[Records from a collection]

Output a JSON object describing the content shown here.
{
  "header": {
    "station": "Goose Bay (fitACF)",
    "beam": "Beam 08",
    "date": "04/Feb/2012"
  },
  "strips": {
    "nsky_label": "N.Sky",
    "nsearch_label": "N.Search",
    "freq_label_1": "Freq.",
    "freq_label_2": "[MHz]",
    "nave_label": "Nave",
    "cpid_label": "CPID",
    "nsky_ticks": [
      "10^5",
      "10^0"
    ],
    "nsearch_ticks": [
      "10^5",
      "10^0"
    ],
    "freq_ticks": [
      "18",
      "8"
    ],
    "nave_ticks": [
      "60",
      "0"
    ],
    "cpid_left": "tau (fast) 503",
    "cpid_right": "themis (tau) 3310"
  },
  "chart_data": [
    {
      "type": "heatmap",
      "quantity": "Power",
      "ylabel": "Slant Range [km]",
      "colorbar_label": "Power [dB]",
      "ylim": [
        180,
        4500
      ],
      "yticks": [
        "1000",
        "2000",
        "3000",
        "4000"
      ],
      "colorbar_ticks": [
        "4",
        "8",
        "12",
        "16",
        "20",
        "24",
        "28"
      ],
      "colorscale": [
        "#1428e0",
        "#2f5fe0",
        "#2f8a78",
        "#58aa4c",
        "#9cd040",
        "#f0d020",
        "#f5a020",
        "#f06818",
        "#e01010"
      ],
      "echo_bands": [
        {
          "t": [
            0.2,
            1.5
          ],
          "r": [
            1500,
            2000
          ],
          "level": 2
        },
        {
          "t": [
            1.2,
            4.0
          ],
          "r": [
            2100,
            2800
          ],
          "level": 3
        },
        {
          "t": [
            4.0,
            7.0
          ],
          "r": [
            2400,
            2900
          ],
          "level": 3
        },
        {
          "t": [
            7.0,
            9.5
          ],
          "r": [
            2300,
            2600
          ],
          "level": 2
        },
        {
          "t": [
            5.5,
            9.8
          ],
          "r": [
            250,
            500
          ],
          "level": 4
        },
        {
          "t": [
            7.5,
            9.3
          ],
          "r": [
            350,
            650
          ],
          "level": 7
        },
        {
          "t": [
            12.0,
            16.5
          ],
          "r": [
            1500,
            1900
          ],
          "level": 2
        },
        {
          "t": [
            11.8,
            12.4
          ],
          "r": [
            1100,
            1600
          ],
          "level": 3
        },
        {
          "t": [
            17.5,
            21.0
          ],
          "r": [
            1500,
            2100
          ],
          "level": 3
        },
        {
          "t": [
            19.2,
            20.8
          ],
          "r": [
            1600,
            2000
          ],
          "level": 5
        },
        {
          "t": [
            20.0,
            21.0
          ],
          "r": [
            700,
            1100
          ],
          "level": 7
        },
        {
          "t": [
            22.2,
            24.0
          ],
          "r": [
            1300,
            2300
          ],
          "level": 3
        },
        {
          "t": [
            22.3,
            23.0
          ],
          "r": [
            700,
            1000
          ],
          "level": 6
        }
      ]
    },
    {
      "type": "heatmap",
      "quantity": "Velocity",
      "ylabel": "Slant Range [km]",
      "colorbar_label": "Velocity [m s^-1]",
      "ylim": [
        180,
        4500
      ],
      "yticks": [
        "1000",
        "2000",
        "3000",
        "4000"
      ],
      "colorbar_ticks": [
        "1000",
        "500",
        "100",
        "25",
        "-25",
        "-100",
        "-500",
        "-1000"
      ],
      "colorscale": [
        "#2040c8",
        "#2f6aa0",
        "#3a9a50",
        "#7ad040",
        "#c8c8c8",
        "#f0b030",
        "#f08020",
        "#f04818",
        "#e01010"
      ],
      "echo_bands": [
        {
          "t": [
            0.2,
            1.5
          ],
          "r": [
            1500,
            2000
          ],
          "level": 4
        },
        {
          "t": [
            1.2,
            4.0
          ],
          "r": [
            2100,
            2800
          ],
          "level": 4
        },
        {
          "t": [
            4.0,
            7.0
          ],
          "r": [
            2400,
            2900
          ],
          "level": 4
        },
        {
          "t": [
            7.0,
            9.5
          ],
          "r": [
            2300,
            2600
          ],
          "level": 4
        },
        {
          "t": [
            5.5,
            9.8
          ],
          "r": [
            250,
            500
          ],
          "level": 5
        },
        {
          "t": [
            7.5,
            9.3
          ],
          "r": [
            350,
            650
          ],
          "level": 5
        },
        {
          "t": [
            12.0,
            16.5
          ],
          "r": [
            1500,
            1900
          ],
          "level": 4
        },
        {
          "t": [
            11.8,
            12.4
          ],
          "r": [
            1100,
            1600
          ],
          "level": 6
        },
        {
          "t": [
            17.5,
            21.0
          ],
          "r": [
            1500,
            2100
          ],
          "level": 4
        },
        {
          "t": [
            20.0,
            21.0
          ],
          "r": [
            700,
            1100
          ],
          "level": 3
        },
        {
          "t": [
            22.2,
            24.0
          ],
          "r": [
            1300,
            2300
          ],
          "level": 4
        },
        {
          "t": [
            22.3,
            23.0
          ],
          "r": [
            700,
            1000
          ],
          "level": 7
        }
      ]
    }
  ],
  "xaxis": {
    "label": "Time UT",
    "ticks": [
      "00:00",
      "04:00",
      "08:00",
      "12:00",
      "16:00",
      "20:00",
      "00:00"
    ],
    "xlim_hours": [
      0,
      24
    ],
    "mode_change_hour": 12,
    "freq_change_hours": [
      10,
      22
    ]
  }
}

Requirement: The records above must be repeated exactly, every one of them.

Complete answer:
Output a JSON object describing the content shown here.
{
  "header": {
    "station": "Goose Bay (fitACF)",
    "beam": "Beam 08",
    "date": "04/Feb/2012"
  },
  "strips": {
    "nsky_label": "N.Sky",
    "nsearch_label": "N.Search",
    "freq_label_1": "Freq.",
    "freq_label_2": "[MHz]",
    "nave_label": "Nave",
    "cpid_label": "CPID",
    "nsky_ticks": [
      "10^5",
      "10^0"
    ],
    "nsearch_ticks": [
      "10^5",
      "10^0"
    ],
    "freq_ticks": [
      "18",
      "8"
    ],
    "nave_ticks": [
      "60",
      "0"
    ],
    "cpid_left": "tau (fast) 503",
    "cpid_right": "themis (tau) 3310"
  },
  "chart_data": [
    {
      "type": "heatmap",
      "quantity": "Power",
      "ylabel": "Slant Range [km]",
      "colorbar_label": "Power [dB]",
      "ylim": [
        180,
        4500
      ],
      "yticks": [
        "1000",
        "2000",
        "3000",
        "4000"
      ],
      "colorbar_ticks": [
        "4",
        "8",
        "12",
        "16",
        "20",
        "24",
        "28"
      ],
      "colorscale": [
        "#1428e0",
        "#2f5fe0",
        "#2f8a78",
        "#58aa4c",
        "#9cd040",
        "#f0d020",
        "#f5a020",
        "#f06818",
        "#e01010"
      ],
      "echo_bands": [
        {
          "t": [
            0.2,
            1.5
          ],
          "r": [
            1500,
            2000
          ],
          "level": 2
        },
        {
          "t": [
            1.2,
            4.0
          ],
          "r": [
            2100,
            2800
          ],
          "level": 3
        },
        {
          "t": [
            4.0,
            7.0
          ],
          "r": [
            2400,
            2900
          ],
          "level": 3
        },
        {
          "t": [
            7.0,
            9.5
          ],
          "r": [
            2300,
            2600
          ],
          "level": 2
        },
        {
          "t": [
            5.5,
            9.8
          ],
          "r": [
            250,
            500
          ],
          "level": 4
        },
        {
          "t": [
            7.5,
            9.3
          ],
          "r": [
            350,
            650
          ],
          "level": 7
        },
        {
          "t": [
            12.0,
            16.5
          ],
          "r": [
            1500,
            1900
          ],
          "level": 2
        },
        {
          "t": [
            11.8,
            12.4
          ],
          "r": [
            1100,
            1600
          ],
          "level": 3
        },
        {
          "t": [
            17.5,
            21.0
          ],
          "r": [
            1500,
            2100
          ],
          "level": 3
        },
        {
          "t": [
            19.2,
            20.8
          ],
          "r": [
            1600,
            2000
          ],
          "level": 5
        },
        {
          "t": [
            20.0,
            21.0
          ],
          "r": [
            700,
            1100
          ],
          "level": 7
        },
        {
          "t": [
            22.2,
            24.0
          ],
          "r": [
            1300,
            2300
          ],
          "level": 3
        },
        {
          "t": [
            22.3,
            23.0
          ],
          "r": [
            700,
            1000
          ],
          "level": 6
        }
      ]
    },
    {
      "type": "heatmap",
      "quantity": "Velocity",
      "ylabel": "Slant Range [km]",
      "colorbar_label": "Velocity [m s^-1]",
      "ylim": [
        180,
        4500
      ],
      "yticks": [
        "1000",
        "2000",
        "3000",
        "4000"
      ],
      "colorbar_ticks": [
        "1000",
        "500",
        "100",
        "25",
        "-25",
        "-100",
        "-500",
        "-1000"
      ],
      "colorscale": [
        "#2040c8",
        "#2f6aa0",
        "#3a9a50",
        "#7ad040",
        "#c8c8c8",
        "#f0b030",
        "#f08020",
        "#f04818",
        "#e01010"
      ],
      "echo_bands": [
        {
          "t": [
            0.2,
            1.5
          ],
          "r": [
            1500,
            2000
          ],
          "level": 4
        },
        {
          "t": [
            1.2,
            4.0
          ],
          "r": [
            2100,
            2800
          ],
          "level": 4
        },
        {
          "t": [
            4.0,
            7.0
          ],
          "r": [
            2400,
            2900
          ],
          "level": 4
        },
        {
          "t": [
            7.0,
            9.5
          ],
          "r": [
            2300,
            2600
          ],
          "level": 4
        },
        {
          "t": [
            5.5,
            9.8
          ],
          "r": [
            250,
            500
          ],
          "level": 5
        },
        {
          "t": [
            7.5,
            9.3
          ],
          "r": [
            350,
            650
          ],
          "level": 5
        },
        {
          "t": [
            12.0,
            16.5
          ],
          "r": [
            1500,
            1900
          ],
          "level": 4
        },
        {
          "t": [
            11.8,
            12.4
          ],
          "r": [
            1100,
            1600
          ],
          "level": 6
        },
        {
          "t": [
            17.5,
            21.0
          ],
          "r": [
            1500,
            2100
          ],
          "level": 4
        },
        {
          "t": [
            20.0,
            21.0
          ],
          "r": [
            700,
            1100
          ],
          "level": 3
        },
        {
          "t": [
            22.2,
            24.0
          ],
          "r": [
            1300,
            2300
          ],
          "level": 4
        },
        {
          "t": [
            22.3,
            23.0
          ],
          "r": [
            700,
            1000
          ],
          "level": 7
        }
      ]
    }
  ],
  "xaxis": {
    "label": "Time UT",
    "ticks": [
      "00:00",
      "04:00",
      "08:00",
      "12:00",
      "16:00",
      "20:00",
      "00:00"
    ],
    "xlim_hours": [
      0,
      24
    ],
    "mode_change_hour": 12,
    "freq_change_hours": [
      10,
      22
    ]
  }
}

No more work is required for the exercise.